━━━━━ Entries provided
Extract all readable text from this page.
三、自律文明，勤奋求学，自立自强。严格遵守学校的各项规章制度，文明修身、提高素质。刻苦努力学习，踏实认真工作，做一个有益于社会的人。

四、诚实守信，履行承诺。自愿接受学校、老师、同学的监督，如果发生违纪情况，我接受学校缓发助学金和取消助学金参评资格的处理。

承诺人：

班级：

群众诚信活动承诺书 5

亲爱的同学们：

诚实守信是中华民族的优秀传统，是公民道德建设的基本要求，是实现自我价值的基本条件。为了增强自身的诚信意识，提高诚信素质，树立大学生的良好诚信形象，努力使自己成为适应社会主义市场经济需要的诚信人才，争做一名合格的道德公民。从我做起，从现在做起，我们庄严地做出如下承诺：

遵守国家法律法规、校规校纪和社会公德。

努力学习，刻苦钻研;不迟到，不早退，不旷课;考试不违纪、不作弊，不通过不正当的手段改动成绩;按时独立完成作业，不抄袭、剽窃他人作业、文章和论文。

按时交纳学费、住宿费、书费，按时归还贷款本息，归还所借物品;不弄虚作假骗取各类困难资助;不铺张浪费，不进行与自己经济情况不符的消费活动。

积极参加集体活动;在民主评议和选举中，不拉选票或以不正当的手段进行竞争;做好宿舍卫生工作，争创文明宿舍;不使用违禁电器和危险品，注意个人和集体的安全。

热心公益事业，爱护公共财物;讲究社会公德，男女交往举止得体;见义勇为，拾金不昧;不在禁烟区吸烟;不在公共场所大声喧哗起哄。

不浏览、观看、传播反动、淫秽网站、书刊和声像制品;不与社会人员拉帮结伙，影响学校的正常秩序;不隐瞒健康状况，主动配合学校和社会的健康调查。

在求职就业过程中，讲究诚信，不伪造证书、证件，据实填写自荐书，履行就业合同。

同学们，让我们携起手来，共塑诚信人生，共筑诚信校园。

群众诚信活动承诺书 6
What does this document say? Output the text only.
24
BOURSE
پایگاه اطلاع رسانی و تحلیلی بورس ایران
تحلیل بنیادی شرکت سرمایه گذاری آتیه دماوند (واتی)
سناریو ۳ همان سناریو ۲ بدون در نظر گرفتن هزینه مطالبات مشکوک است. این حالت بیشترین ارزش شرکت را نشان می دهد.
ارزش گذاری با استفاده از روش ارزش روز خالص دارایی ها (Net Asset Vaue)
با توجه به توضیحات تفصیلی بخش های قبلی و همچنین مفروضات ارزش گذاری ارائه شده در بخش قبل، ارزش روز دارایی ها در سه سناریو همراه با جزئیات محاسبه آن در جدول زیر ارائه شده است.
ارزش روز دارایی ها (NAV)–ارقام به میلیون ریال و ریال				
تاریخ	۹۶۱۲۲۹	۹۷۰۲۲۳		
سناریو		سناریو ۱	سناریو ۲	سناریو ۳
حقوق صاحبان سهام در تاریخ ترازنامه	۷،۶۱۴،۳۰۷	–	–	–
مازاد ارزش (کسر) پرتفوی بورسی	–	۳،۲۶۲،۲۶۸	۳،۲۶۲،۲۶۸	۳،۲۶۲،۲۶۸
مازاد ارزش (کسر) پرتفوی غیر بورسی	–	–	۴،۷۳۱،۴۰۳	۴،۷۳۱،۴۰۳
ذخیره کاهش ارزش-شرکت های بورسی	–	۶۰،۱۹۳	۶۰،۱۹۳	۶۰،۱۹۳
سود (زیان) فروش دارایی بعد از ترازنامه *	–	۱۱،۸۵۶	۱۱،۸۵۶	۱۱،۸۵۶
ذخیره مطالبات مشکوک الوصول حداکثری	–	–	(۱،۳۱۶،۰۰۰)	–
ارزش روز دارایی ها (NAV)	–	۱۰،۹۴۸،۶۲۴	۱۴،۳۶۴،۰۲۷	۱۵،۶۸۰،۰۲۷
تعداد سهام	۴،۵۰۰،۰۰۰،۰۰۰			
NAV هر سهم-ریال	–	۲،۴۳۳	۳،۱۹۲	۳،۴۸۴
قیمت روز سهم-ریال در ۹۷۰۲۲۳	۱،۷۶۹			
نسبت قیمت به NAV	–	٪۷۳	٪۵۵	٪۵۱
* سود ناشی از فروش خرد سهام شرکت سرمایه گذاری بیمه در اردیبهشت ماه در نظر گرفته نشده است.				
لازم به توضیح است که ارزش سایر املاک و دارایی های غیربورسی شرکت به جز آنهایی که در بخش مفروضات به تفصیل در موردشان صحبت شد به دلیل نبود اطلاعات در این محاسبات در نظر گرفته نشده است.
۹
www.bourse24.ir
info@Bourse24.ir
━━━━━━━━━━
> Goal:
Using the data above, print every record exactly as shown.

> Task solution:
Extract all readable text from this page.
三、自律文明，勤奋求学，自立自强。严格遵守学校的各项规章制度，文明修身、提高素质。刻苦努力学习，踏实认真工作，做一个有益于社会的人。

四、诚实守信，履行承诺。自愿接受学校、老师、同学的监督，如果发生违纪情况，我接受学校缓发助学金和取消助学金参评资格的处理。

承诺人：

班级：

群众诚信活动承诺书 5

亲爱的同学们：

诚实守信是中华民族的优秀传统，是公民道德建设的基本要求，是实现自我价值的基本条件。为了增强自身的诚信意识，提高诚信素质，树立大学生的良好诚信形象，努力使自己成为适应社会主义市场经济需要的诚信人才，争做一名合格的道德公民。从我做起，从现在做起，我们庄严地做出如下承诺：

遵守国家法律法规、校规校纪和社会公德。

努力学习，刻苦钻研;不迟到，不早退，不旷课;考试不违纪、不作弊，不通过不正当的手段改动成绩;按时独立完成作业，不抄袭、剽窃他人作业、文章和论文。

按时交纳学费、住宿费、书费，按时归还贷款本息，归还所借物品;不弄虚作假骗取各类困难资助;不铺张浪费，不进行与自己经济情况不符的消费活动。

积极参加集体活动;在民主评议和选举中，不拉选票或以不正当的手段进行竞争;做好宿舍卫生工作，争创文明宿舍;不使用违禁电器和危险品，注意个人和集体的安全。

热心公益事业，爱护公共财物;讲究社会公德，男女交往举止得体;见义勇为，拾金不昧;不在禁烟区吸烟;不在公共场所大声喧哗起哄。

不浏览、观看、传播反动、淫秽网站、书刊和声像制品;不与社会人员拉帮结伙，影响学校的正常秩序;不隐瞒健康状况，主动配合学校和社会的健康调查。

在求职就业过程中，讲究诚信，不伪造证书、证件，据实填写自荐书，履行就业合同。

同学们，让我们携起手来，共塑诚信人生，共筑诚信校园。

群众诚信活动承诺书 6
What does this document say? Output the text only.
24
BOURSE
پایگاه اطلاع رسانی و تحلیلی بورس ایران
تحلیل بنیادی شرکت سرمایه گذاری آتیه دماوند (واتی)
سناریو ۳ همان سناریو ۲ بدون در نظر گرفتن هزینه مطالبات مشکوک است. این حالت بیشترین ارزش شرکت را نشان می دهد.
ارزش گذاری با استفاده از روش ارزش روز خالص دارایی ها (Net Asset Vaue)
با توجه به توضیحات تفصیلی بخش های قبلی و همچنین مفروضات ارزش گذاری ارائه شده در بخش قبل، ارزش روز دارایی ها در سه سناریو همراه با جزئیات محاسبه آن در جدول زیر ارائه شده است.
ارزش روز دارایی ها (NAV)–ارقام به میلیون ریال و ریال				
تاریخ	۹۶۱۲۲۹	۹۷۰۲۲۳		
سناریو		سناریو ۱	سناریو ۲	سناریو ۳
حقوق صاحبان سهام در تاریخ ترازنامه	۷،۶۱۴،۳۰۷	–	–	–
مازاد ارزش (کسر) پرتفوی بورسی	–	۳،۲۶۲،۲۶۸	۳،۲۶۲،۲۶۸	۳،۲۶۲،۲۶۸
مازاد ارزش (کسر) پرتفوی غیر بورسی	–	–	۴،۷۳۱،۴۰۳	۴،۷۳۱،۴۰۳
ذخیره کاهش ارزش-شرکت های بورسی	–	۶۰،۱۹۳	۶۰،۱۹۳	۶۰،۱۹۳
سود (زیان) فروش دارایی بعد از ترازنامه *	–	۱۱،۸۵۶	۱۱،۸۵۶	۱۱،۸۵۶
ذخیره مطالبات مشکوک الوصول حداکثری	–	–	(۱،۳۱۶،۰۰۰)	–
ارزش روز دارایی ها (NAV)	–	۱۰،۹۴۸،۶۲۴	۱۴،۳۶۴،۰۲۷	۱۵،۶۸۰،۰۲۷
تعداد سهام	۴،۵۰۰،۰۰۰،۰۰۰			
NAV هر سهم-ریال	–	۲،۴۳۳	۳،۱۹۲	۳،۴۸۴
قیمت روز سهم-ریال در ۹۷۰۲۲۳	۱،۷۶۹			
نسبت قیمت به NAV	–	٪۷۳	٪۵۵	٪۵۱
* سود ناشی از فروش خرد سهام شرکت سرمایه گذاری بیمه در اردیبهشت ماه در نظر گرفته نشده است.				
لازم به توضیح است که ارزش سایر املاک و دارایی های غیربورسی شرکت به جز آنهایی که در بخش مفروضات به تفصیل در موردشان صحبت شد به دلیل نبود اطلاعات در این محاسبات در نظر گرفته نشده است.
۹
www.bourse24.ir
info@Bourse24.ir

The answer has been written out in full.